TASK TO CARRY OUT: Count the lines below that contain the word "sous", and give only that number.
-- start DATA TO USE --
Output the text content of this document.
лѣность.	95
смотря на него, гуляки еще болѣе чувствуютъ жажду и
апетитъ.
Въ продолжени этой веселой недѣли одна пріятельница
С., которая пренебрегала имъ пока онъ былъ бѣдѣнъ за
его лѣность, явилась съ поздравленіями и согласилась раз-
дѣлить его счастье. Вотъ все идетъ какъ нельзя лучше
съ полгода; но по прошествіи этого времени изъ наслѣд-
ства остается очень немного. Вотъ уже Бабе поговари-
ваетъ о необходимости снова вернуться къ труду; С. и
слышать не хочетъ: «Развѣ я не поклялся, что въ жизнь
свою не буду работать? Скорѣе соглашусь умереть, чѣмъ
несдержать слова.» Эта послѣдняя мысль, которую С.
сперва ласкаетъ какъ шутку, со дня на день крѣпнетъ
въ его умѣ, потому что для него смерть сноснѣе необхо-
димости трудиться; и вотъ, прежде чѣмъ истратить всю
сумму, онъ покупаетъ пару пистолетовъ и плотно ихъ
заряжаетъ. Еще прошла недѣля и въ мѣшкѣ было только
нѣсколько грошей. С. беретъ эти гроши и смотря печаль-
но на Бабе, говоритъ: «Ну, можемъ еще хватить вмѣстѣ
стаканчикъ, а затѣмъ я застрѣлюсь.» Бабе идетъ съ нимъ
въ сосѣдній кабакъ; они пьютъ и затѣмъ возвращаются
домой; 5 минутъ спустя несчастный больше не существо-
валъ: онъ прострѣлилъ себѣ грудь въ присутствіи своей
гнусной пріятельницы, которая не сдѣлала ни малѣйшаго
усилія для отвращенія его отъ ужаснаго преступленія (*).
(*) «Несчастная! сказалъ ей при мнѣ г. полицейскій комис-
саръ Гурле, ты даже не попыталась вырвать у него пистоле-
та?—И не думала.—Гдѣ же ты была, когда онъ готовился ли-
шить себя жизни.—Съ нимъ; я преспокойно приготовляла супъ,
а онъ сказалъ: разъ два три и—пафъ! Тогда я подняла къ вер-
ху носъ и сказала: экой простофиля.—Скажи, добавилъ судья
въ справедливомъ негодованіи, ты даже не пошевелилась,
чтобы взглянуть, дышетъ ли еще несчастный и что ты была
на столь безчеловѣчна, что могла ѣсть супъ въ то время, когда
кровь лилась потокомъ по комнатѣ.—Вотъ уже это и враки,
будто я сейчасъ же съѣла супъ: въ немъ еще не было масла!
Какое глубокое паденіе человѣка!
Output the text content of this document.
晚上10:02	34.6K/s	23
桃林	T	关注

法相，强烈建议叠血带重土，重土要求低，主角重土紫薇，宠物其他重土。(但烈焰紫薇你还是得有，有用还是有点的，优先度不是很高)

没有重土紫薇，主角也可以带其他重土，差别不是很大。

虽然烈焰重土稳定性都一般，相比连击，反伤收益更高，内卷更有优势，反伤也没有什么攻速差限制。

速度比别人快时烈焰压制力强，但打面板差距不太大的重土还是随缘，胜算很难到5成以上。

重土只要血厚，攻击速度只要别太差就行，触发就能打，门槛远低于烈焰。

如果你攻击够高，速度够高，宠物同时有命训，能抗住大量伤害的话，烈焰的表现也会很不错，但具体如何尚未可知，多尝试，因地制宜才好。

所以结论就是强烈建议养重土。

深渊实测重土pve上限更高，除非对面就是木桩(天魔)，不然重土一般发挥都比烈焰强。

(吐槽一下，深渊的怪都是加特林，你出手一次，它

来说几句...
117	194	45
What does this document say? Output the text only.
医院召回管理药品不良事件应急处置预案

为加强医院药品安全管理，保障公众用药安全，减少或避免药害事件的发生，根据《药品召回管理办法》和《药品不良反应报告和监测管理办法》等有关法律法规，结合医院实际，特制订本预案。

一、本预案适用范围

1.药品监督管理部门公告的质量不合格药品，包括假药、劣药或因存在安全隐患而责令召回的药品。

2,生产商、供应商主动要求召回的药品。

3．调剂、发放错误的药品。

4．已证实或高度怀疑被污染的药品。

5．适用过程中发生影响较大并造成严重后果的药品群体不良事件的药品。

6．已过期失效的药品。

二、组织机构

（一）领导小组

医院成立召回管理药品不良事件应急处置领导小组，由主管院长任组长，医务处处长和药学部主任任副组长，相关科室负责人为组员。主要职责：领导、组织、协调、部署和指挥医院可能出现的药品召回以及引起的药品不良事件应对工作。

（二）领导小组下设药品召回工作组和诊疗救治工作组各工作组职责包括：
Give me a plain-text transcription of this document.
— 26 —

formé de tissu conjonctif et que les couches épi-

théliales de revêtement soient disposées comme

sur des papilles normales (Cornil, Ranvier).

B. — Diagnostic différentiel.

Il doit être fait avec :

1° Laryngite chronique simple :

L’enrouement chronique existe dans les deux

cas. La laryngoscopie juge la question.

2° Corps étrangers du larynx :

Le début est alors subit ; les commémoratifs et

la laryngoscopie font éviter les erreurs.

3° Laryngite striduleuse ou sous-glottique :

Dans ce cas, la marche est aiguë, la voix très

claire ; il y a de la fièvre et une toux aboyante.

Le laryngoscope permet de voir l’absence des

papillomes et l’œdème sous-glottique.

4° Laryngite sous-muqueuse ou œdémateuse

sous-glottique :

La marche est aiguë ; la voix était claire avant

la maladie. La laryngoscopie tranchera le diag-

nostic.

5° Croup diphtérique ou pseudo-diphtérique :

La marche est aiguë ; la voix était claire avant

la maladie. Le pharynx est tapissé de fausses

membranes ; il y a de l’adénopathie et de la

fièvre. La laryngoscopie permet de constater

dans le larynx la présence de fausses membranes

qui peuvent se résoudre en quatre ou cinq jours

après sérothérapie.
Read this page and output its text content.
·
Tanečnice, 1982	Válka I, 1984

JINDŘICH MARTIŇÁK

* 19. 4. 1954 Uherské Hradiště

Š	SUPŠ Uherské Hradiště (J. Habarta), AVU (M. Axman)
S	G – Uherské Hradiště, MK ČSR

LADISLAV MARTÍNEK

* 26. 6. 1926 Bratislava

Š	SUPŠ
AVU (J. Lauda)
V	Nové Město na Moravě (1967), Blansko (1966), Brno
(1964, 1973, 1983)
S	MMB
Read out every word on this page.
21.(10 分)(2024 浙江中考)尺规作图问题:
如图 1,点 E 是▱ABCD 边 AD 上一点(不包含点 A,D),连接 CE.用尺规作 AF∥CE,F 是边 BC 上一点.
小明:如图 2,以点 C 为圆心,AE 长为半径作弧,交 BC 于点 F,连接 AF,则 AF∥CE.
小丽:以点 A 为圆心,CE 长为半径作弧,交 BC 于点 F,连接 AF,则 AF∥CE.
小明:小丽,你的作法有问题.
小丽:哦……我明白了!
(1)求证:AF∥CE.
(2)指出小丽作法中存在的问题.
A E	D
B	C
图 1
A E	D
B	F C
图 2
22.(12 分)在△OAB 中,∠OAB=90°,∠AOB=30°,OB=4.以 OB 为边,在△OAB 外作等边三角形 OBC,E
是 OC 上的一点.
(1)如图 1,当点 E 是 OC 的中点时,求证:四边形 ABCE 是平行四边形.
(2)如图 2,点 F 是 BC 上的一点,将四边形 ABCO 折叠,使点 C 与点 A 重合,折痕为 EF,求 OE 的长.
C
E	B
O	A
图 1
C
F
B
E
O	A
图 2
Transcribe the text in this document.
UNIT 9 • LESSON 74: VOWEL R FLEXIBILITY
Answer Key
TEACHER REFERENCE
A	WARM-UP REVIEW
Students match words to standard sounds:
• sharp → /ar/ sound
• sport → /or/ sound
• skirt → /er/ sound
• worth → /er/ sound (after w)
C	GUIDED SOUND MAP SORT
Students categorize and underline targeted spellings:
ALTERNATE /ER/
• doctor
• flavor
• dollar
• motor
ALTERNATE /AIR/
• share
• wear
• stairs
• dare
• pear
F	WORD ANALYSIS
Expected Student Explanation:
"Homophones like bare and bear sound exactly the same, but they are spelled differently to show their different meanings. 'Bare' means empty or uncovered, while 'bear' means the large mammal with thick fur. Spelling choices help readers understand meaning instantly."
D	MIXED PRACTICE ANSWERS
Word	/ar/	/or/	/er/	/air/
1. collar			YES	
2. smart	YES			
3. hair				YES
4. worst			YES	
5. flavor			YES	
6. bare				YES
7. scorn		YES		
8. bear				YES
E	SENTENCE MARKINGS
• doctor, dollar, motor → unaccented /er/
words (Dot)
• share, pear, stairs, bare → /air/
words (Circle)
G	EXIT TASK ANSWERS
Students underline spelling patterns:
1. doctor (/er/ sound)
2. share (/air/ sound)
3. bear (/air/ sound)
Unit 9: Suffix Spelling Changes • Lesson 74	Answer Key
-- end DATA TO USE --
WRITTEN RESPONSE: 4